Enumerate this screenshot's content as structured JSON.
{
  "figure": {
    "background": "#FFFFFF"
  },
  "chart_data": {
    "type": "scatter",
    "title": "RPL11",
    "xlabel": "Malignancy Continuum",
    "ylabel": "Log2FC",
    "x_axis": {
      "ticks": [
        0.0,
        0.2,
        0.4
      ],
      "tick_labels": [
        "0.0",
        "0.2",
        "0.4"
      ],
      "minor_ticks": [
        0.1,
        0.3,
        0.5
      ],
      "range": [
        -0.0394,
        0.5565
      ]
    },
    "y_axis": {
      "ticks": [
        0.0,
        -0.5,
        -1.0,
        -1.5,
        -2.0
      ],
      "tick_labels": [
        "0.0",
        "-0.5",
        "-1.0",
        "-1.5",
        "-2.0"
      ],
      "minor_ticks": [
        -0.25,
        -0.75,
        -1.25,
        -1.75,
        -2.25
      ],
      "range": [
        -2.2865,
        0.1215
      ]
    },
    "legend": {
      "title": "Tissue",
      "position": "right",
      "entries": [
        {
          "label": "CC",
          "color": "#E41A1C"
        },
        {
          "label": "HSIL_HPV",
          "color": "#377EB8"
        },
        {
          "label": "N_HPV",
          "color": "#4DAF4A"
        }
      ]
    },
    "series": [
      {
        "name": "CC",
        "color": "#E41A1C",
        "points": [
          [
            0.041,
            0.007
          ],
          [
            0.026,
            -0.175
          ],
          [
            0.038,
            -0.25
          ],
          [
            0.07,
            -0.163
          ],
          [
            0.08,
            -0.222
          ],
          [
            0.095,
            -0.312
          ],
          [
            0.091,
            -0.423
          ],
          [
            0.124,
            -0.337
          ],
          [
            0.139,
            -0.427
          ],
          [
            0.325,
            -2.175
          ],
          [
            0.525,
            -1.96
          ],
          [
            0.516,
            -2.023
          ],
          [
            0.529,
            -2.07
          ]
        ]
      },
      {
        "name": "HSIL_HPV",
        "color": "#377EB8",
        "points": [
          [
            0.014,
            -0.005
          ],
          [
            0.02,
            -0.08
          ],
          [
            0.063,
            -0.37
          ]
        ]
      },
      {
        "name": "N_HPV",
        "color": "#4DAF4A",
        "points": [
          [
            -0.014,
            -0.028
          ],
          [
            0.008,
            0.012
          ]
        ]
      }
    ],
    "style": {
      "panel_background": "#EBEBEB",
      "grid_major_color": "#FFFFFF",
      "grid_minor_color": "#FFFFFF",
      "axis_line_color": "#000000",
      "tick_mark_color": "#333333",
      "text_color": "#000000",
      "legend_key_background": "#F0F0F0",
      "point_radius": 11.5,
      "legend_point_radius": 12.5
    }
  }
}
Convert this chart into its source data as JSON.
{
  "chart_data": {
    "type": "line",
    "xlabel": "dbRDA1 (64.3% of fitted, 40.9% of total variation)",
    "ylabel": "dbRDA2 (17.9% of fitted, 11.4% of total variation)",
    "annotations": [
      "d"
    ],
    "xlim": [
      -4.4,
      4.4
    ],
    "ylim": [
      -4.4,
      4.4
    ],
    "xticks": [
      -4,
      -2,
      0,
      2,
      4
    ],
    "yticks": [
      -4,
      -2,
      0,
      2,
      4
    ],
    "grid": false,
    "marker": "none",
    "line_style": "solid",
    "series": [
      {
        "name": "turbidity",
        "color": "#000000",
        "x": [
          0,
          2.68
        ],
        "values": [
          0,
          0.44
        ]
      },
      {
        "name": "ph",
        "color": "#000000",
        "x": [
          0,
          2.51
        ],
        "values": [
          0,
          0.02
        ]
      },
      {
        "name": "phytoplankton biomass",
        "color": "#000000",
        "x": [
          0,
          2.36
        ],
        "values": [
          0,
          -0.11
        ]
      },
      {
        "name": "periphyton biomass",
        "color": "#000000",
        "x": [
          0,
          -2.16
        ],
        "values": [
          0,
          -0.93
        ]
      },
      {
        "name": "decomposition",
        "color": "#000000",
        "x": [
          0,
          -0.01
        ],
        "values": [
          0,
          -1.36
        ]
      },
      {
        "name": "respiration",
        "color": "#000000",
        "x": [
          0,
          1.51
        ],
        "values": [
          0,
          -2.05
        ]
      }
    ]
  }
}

---+---

Reply with nothing but a number: how many lines of the entries above contain the string "ylabel"?

2